EXERCISE DETAILS:
Find the lines that contain the word "Trend" and copy each one.

*****

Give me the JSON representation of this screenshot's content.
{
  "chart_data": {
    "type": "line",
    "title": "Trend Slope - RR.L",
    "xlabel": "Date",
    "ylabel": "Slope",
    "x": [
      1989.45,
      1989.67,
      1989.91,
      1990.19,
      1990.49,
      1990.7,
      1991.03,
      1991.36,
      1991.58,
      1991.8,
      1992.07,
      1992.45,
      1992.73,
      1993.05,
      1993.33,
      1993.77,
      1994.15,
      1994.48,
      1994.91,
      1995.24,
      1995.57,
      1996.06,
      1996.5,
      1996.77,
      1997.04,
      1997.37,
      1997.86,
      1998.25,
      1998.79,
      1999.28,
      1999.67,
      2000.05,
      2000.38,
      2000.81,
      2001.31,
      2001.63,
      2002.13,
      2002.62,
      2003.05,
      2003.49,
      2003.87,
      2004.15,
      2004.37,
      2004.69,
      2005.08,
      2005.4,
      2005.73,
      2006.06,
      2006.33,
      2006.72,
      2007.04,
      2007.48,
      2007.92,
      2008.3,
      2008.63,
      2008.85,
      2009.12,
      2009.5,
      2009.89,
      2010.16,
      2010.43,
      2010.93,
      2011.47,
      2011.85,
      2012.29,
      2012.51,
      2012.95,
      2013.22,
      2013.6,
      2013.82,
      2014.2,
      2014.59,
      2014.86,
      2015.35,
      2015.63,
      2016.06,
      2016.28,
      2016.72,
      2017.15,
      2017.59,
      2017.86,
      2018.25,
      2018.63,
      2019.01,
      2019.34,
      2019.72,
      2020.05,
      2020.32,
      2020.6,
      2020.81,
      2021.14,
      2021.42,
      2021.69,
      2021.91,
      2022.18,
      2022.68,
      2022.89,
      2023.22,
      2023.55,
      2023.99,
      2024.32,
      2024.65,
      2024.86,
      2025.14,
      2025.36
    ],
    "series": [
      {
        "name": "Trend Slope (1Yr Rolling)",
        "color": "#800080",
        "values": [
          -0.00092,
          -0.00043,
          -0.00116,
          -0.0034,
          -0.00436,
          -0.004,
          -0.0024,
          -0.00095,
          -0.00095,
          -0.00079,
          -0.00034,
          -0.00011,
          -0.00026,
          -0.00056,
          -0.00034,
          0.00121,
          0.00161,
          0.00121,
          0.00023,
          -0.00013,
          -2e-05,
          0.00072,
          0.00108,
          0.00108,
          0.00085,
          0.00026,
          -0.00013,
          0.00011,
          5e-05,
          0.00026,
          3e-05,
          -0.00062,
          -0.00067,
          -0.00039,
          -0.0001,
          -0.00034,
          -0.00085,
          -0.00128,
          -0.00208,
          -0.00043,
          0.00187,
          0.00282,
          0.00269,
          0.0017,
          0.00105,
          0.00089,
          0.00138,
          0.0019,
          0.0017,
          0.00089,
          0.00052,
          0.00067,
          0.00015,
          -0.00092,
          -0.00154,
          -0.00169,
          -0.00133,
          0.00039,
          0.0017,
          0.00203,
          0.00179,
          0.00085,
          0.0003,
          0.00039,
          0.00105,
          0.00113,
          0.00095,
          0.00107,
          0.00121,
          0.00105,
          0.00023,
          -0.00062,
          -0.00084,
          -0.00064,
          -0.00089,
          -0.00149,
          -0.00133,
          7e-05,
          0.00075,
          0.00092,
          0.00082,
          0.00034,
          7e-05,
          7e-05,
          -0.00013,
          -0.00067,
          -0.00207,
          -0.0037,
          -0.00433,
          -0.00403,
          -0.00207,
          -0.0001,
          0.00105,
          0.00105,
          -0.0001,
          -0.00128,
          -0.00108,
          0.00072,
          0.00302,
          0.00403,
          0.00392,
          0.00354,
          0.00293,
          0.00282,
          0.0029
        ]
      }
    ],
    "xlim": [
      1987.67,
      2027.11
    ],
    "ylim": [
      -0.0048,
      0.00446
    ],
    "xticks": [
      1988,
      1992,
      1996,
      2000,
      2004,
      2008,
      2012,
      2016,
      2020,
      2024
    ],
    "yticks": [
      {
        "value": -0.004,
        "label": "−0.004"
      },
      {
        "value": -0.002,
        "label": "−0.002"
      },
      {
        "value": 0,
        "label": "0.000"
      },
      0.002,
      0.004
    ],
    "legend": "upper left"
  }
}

*****

WRITTEN ANSWER:
    "title": "Trend Slope - RR.L",
        "name": "Trend Slope (1Yr Rolling)",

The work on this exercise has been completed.